◆ PASSAGE SHOWN:

====

Trial NCT04955626
Publication Moreira E D, N Engl J Med, 2022
Dates: 2021-07-01 to 2021-08-10
Funding: Private (BioNTech and Pfizer)
Conflict of interest: Yes

Methods
RCT
Location : Multicenter / Brazil, South Africa, USA
Follow-up duration (months): 3.2
BNT162b2 booster (n = 5088)
Placebo booster (n = 5048)
Inclusion criteria
  • At least 16 years of age
  • had previously received two doses of the BNT162b2 vaccine administered 19 to 42 days apart in the ongoing pivotal trial
  • had received the second vaccine dose at least 175 days (approximately 6 months) earlier
  • healthy participants with pre-existing stable disease could be included, including those with chronic stable HIV, hepatitis C virus, or hepatitis B virus infection
Exclusion criteria
  • Previous clinical or virologic COVID-19 diagnosis
  • receipt of COVID-19 preventative treatments
  • history of severe adverse reaction with a vaccine or any component of the study intervention
  • immunodeficiency, autoimmune disease, or conditions associated with prolonged bleeding
Interventions
Intervention
1 IM 30 mcg BNT162b2 booster, at least 175 days after primary BNT162b2 2-dose series
Control
1 IM saline placebo booster, at least 175 days after primary BNT162b2 2-dose series
Participants
Randomized
10,136 participants
Characteristics of participants
Type of participants: Adults and adolescents
N=10,136
4975 males
Children: 0
Pregnant women: 0
Immunocompromized patients: 0
Mean age:
Age range: 16-86
Description of participants
Adults and adolescents (from age of 16 years) that had received two doses BNT162b2 in a previous trial at least 6 months previously and had no history of COVID-19 at 123 sites in Brazil, South Africa, and the USA
Primary outcome
In the register
1) Confirmed COVID-19 incidence in participants without evidence of past SARS-CoV-2 infection [ Time Frame: from 7 days after the booster dose through the blinded follow-up period, which may be from 2 to 12 months ]; 2) Confirmed COVID-19 incidence in participants with and without evidence of past SARS-CoV-2 infection [ Time Frame: from 7 days after the booster dose through the blinded follow-up period, which may be from 2 to 12 months ]; 3) Percentage of participants reporting adverse events [ Time Frame: from the booster dose to 1 month after the booster dose ]; 4) Percentage of participants reporting serious adverse events [ Time Frame: from the booster dose to 6 months after the booster dose ]
In the report
1) Incidence of adverse events and serious adverse events; 2) Effectiveness of the BNT162b2 vaccine against laboratory-confirmed Covid-19 beginning at least 7 days after the administration of dose 3
Documents
available

Protocol

Yes. In English

Statistical plan

Yes

Data-sharing stated: Yes
Data accessibility: Upon request through the following website: https://www.pfizer.com/science/clinical-trials/trialdata-and-results Corresponding author: Dr. Dychter, samuel.dychter@pfizer.com
Risk of bias
Overall
The overall risk of bias reported in the table corresponds to the highest risk of bias for the outcomes assessed for the systematic review
Some concerns
General comment In addition to the published article, the study registry and protocol were used in data extraction and risk of bias assessment. The target sample size specified in the registry was achieved. There is no change from the trial registration in the intervention and control interventions. Primary outcomes were reported as presented in the registry.

====

◆ INPUT DATA:
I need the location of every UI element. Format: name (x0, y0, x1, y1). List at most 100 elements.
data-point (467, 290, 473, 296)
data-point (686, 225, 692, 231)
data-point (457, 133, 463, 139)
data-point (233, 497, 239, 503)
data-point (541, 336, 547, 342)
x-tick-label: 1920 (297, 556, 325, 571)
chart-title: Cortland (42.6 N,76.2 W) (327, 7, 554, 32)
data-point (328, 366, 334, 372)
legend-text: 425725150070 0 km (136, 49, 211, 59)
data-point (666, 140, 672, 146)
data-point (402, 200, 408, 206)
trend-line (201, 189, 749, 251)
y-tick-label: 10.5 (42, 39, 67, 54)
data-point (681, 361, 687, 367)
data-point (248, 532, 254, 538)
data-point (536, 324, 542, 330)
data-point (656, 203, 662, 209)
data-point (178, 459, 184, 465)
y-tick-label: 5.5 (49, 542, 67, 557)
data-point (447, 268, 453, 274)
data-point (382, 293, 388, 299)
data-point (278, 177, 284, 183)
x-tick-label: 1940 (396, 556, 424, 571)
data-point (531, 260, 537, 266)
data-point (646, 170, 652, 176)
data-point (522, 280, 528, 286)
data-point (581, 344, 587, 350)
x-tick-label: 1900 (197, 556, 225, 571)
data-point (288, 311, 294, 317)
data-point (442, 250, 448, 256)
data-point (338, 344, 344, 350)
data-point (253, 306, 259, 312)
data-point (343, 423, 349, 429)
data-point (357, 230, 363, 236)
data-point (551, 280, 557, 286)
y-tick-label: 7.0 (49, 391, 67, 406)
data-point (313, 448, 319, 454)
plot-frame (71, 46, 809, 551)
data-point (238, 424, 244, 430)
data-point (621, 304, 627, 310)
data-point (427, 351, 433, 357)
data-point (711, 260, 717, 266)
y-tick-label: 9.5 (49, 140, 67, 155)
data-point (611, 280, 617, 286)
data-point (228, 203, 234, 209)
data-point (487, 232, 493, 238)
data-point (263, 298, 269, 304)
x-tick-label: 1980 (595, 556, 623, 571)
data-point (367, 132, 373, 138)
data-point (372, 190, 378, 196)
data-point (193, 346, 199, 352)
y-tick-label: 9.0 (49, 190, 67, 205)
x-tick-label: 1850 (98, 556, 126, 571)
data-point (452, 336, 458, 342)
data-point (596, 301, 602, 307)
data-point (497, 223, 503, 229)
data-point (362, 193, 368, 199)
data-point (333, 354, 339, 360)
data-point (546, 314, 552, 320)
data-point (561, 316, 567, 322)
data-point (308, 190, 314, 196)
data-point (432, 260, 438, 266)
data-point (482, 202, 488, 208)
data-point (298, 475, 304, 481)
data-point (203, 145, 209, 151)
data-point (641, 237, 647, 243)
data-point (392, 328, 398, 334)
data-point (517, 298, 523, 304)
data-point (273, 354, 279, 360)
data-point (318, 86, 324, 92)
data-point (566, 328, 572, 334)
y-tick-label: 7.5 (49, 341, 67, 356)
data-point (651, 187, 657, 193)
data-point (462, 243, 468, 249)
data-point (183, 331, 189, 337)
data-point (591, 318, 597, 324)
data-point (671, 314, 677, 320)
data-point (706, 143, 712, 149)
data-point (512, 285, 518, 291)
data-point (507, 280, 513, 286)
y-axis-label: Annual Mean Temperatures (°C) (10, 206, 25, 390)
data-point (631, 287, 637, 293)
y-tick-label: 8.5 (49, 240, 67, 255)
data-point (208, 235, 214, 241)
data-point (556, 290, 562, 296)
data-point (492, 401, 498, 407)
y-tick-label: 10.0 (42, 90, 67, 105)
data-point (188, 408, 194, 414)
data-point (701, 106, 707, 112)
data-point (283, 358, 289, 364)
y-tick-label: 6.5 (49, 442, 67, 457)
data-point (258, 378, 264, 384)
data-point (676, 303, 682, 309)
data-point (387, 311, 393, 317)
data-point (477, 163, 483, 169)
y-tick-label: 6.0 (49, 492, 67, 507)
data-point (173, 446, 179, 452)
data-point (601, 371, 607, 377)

====

◆ ACTIVITY 1:
Answer these questions from the trial summary:
(a) How many participants were assigned to the BNT162b2 booster?
(b) At how many sites were participants enrolled?
(c) What follow-up duration, in months, is given?
◆ ACTIVITY 2:
Decide whether each statement agrees with the trial summary. Answer yes or no and quote the deciding words.
(a) Pregnant women were among the participants.
(b) Participants with chronic stable HIV infection could be included.
(c) The registry's target sample size was not reached.
◆ ACTIVITY 3:
Transcribe part of the trial summary. Begin at the words "Conflict of interest: Yes" and stop after "booster (n = 5048)".
The records aren't needed for any of this work.

◆ WRITTEN ANSWER 1:
(a) 5088
(b) 123
(c) 3.2

◆ WRITTEN ANSWER 2:
(a) No: "Pregnant women: 0"
(b) Yes: "including those with chronic stable HIV, hepatitis C virus, or hepatitis B virus infection"
(c) No: "The target sample size specified in the registry was achieved."

◆ WRITTEN ANSWER 3:
Conflict of interest: Yes

Methods
RCT
Location : Multicenter / Brazil, South Africa, USA
Follow-up duration (months): 3.2
BNT162b2 booster (n = 5088)
Placebo booster (n = 5048)